Brief:
Look through the lines of the material and count those containing "Hafez". Give that count alone.

**** Entries ****

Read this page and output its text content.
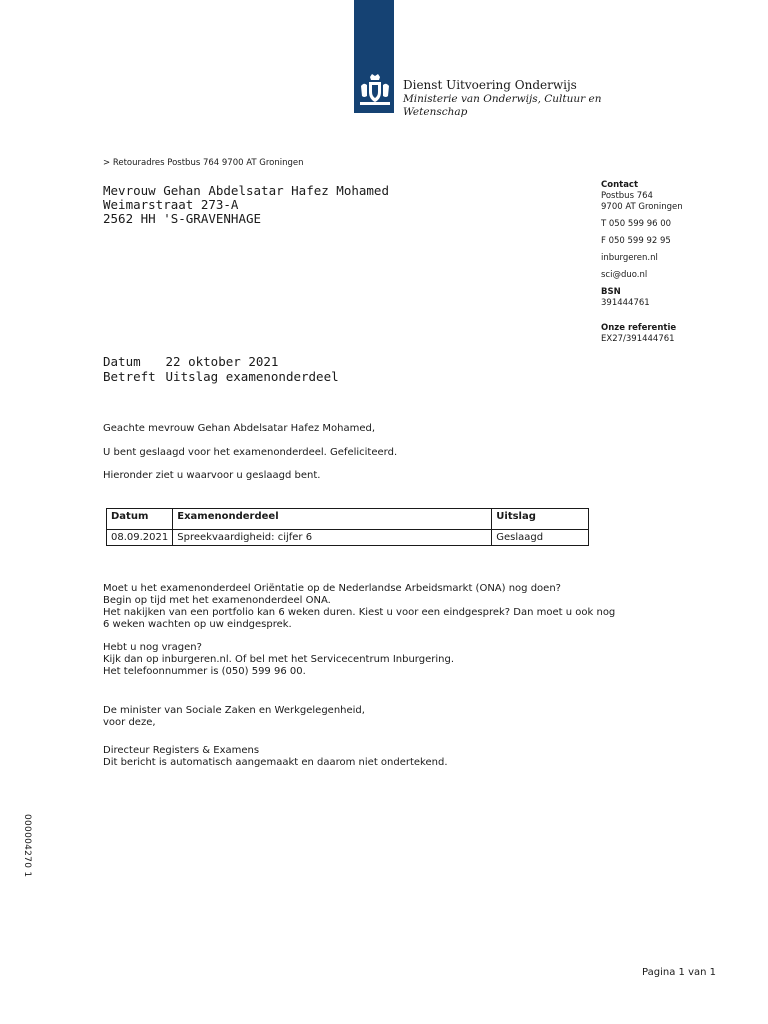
Dienst Uitvoering Onderwijs
Ministerie van Onderwijs, Cultuur en
Wetenschap
> Retouradres Postbus 764 9700 AT Groningen
Mevrouw Gehan Abdelsatar Hafez Mohamed
Weimarstraat 273-A
2562 HH 'S-GRAVENHAGE
Contact
Postbus 764
9700 AT Groningen
T 050 599 96 00
F 050 599 92 95
inburgeren.nl
sci@duo.nl
BSN
391444761
Onze referentie
EX27/391444761
Datum 22 oktober 2021
Betreft Uitslag examenonderdeel
Geachte mevrouw Gehan Abdelsatar Hafez Mohamed,
U bent geslaagd voor het examenonderdeel. Gefeliciteerd.
Hieronder ziet u waarvoor u geslaagd bent.
Datum	Examenonderdeel	Uitslag
08.09.2021	Spreekvaardigheid: cijfer 6	Geslaagd

Moet u het examenonderdeel Oriëntatie op de Nederlandse Arbeidsmarkt (ONA) nog doen?

Begin op tijd met het examenonderdeel ONA.

Het nakijken van een portfolio kan 6 weken duren. Kiest u voor een eindgesprek? Dan moet u ook nog

6 weken wachten op uw eindgesprek.

Hebt u nog vragen?

Kijk dan op inburgeren.nl. Of bel met het Servicecentrum Inburgering.

Het telefoonnummer is (050) 599 96 00.

De minister van Sociale Zaken en Werkgelegenheid,

voor deze,

Directeur Registers & Examens

Dit bericht is automatisch aangemaakt en daarom niet ondertekend.

000004270 1
Pagina 1 van 1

****

The response:
2